**Exercise description**.
Using the records provided below, locate and copy each line that contains the word "name".

Excerpt from a dataset:
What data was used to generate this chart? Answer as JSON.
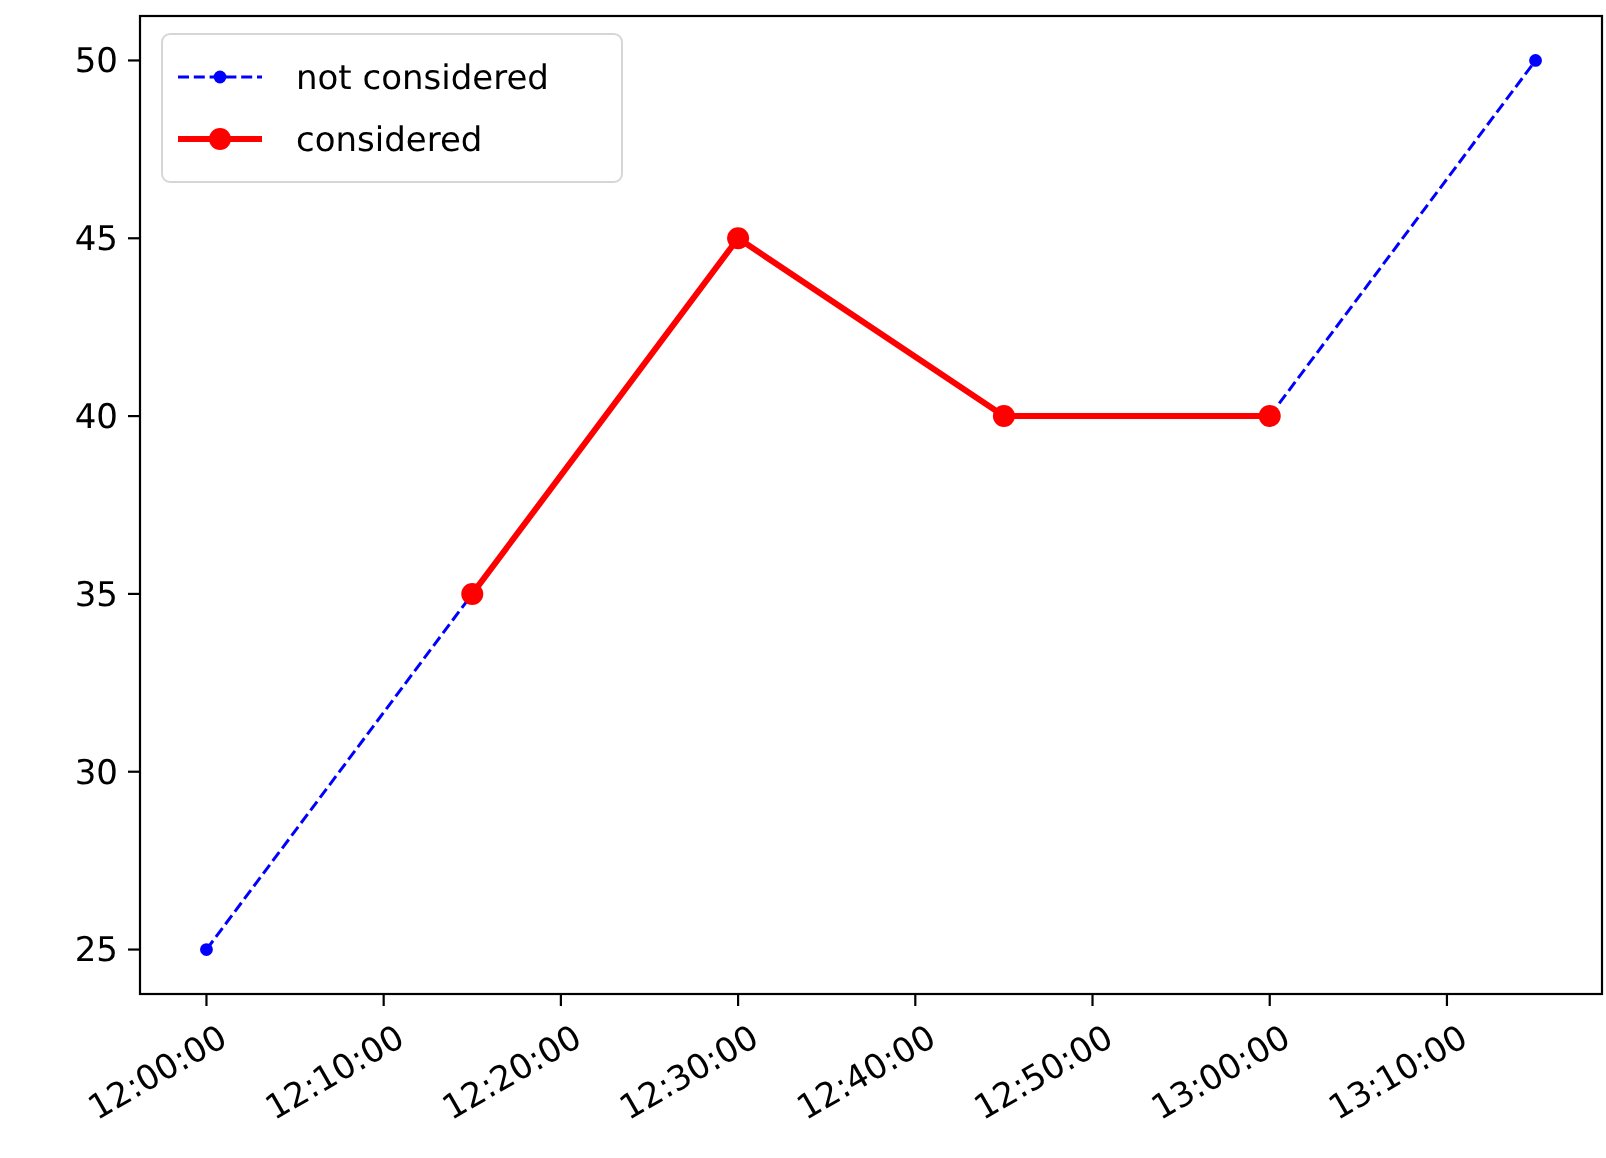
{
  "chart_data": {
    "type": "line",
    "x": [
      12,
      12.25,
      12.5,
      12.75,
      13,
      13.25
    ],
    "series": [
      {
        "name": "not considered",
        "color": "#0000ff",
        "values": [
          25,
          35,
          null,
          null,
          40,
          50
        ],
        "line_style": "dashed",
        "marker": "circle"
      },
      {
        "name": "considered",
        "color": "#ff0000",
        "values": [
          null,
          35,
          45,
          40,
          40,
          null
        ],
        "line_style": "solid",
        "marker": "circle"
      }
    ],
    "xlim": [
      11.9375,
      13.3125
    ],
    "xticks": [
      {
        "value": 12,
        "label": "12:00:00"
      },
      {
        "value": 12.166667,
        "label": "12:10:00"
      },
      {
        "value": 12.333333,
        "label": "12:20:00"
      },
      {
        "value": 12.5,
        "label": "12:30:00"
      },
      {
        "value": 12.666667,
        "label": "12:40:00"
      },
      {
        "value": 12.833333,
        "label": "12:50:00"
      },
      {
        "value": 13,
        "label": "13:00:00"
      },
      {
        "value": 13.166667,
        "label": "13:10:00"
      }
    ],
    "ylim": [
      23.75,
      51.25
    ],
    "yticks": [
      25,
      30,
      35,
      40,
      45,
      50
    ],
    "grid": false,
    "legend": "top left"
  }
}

**Worked solution**.
        "name": "not considered",
        "name": "considered",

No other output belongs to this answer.